##### Given entries #####

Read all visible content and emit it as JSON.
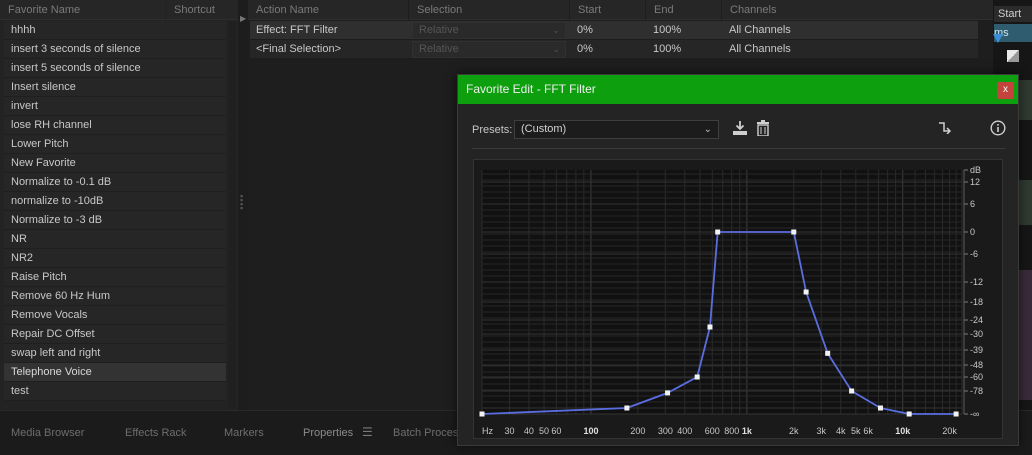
{
  "favorites": {
    "headers": {
      "name": "Favorite Name",
      "shortcut": "Shortcut"
    },
    "items": [
      "hhhh",
      "insert 3 seconds of silence",
      "insert 5 seconds of silence",
      "Insert silence",
      "invert",
      "lose RH channel",
      "Lower Pitch",
      "New Favorite",
      "Normalize to -0.1 dB",
      "normalize to -10dB",
      "Normalize to -3 dB",
      "NR",
      "NR2",
      "Raise Pitch",
      "Remove 60 Hz Hum",
      "Remove Vocals",
      "Repair DC Offset",
      "swap left and right",
      "Telephone Voice",
      "test"
    ],
    "selected_index": 18
  },
  "actions": {
    "headers": {
      "name": "Action Name",
      "selection": "Selection",
      "start": "Start",
      "end": "End",
      "channels": "Channels"
    },
    "rows": [
      {
        "name": "Effect: FFT Filter",
        "selection": "Relative",
        "start": "0%",
        "end": "100%",
        "channels": "All Channels"
      },
      {
        "name": "<Final Selection>",
        "selection": "Relative",
        "start": "0%",
        "end": "100%",
        "channels": "All Channels"
      }
    ]
  },
  "tabs": [
    "Media Browser",
    "Effects Rack",
    "Markers",
    "Properties",
    "Batch Proces"
  ],
  "active_tab": "Properties",
  "right_strip": {
    "start_label": "Start",
    "time_label": "ms"
  },
  "dialog": {
    "title": "Favorite Edit - FFT Filter",
    "close": "x",
    "presets_label": "Presets:",
    "presets_value": "(Custom)",
    "icons": [
      "download-icon",
      "trash-icon",
      "route-icon",
      "info-icon"
    ],
    "title_color": "#0d9f0d",
    "curve_color": "#5b6ee0"
  },
  "chart_data": {
    "type": "line",
    "xscale": "log",
    "xlim": [
      20,
      24000
    ],
    "ylabel": "dB",
    "x_tick_labels": [
      "Hz",
      "30",
      "40",
      "50",
      "60",
      "100",
      "200",
      "300",
      "400",
      "600",
      "800",
      "1k",
      "2k",
      "3k",
      "4k",
      "5k",
      "6k",
      "10k",
      "20k"
    ],
    "y_tick_labels": [
      "dB",
      "12",
      "6",
      "0",
      "-6",
      "-12",
      "-18",
      "-24",
      "-30",
      "-39",
      "-48",
      "-60",
      "-78",
      "-∞"
    ],
    "series": [
      {
        "points": [
          {
            "x": 20,
            "y": "-∞"
          },
          {
            "x": 170,
            "y": -96
          },
          {
            "x": 310,
            "y": -80
          },
          {
            "x": 480,
            "y": -60
          },
          {
            "x": 580,
            "y": -27
          },
          {
            "x": 650,
            "y": 0
          },
          {
            "x": 2000,
            "y": 0
          },
          {
            "x": 2400,
            "y": -15
          },
          {
            "x": 3300,
            "y": -41
          },
          {
            "x": 4700,
            "y": -78
          },
          {
            "x": 7200,
            "y": -96
          },
          {
            "x": 11000,
            "y": "-∞"
          },
          {
            "x": 22000,
            "y": "-∞"
          }
        ]
      }
    ]
  }
}
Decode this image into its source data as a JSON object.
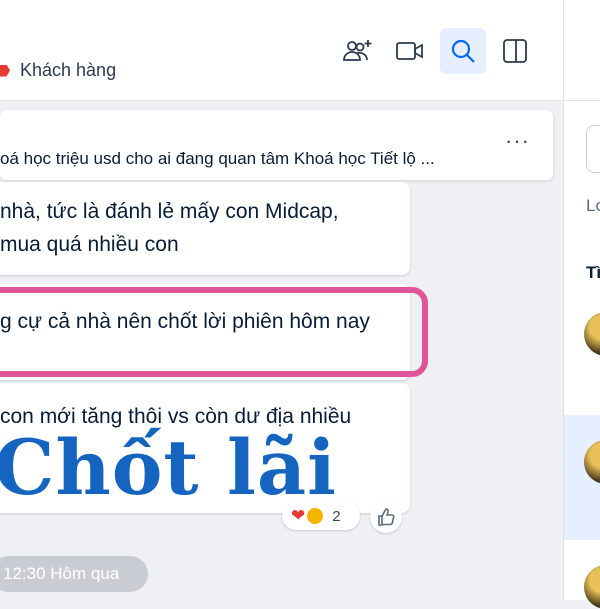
{
  "header": {
    "tag_label": "Khách hàng",
    "buttons": [
      {
        "name": "add-member-icon"
      },
      {
        "name": "video-call-icon"
      },
      {
        "name": "search-icon"
      },
      {
        "name": "toggle-sidebar-icon"
      }
    ]
  },
  "pinned": {
    "text": "oá học triệu usd cho ai đang quan tâm Khoá học Tiết lộ ...",
    "more": "···"
  },
  "messages": [
    {
      "lines": [
        "nhà, tức là đánh lẻ mấy con Midcap,",
        "mua quá nhiều con"
      ]
    },
    {
      "lines": [
        "g cự cả nhà nên chốt lời phiên hôm nay"
      ]
    },
    {
      "lines": [
        "con mới tăng thôi vs còn dư địa nhiều"
      ]
    }
  ],
  "overlay_text": "Chốt lãi",
  "reactions": {
    "heart": "❤",
    "count": "2"
  },
  "timestamp": "12:30 Hôm qua",
  "right_panel": {
    "text": "Lo",
    "bold": "Tì"
  },
  "colors": {
    "accent": "#1565c0",
    "highlight": "#e0559a",
    "tag": "#e53935"
  }
}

#####

Find the string "Filter" in the listing and return every line that holds it.

        "name": "Effect: FFT Filter",
    "title": "Favorite Edit - FFT Filter",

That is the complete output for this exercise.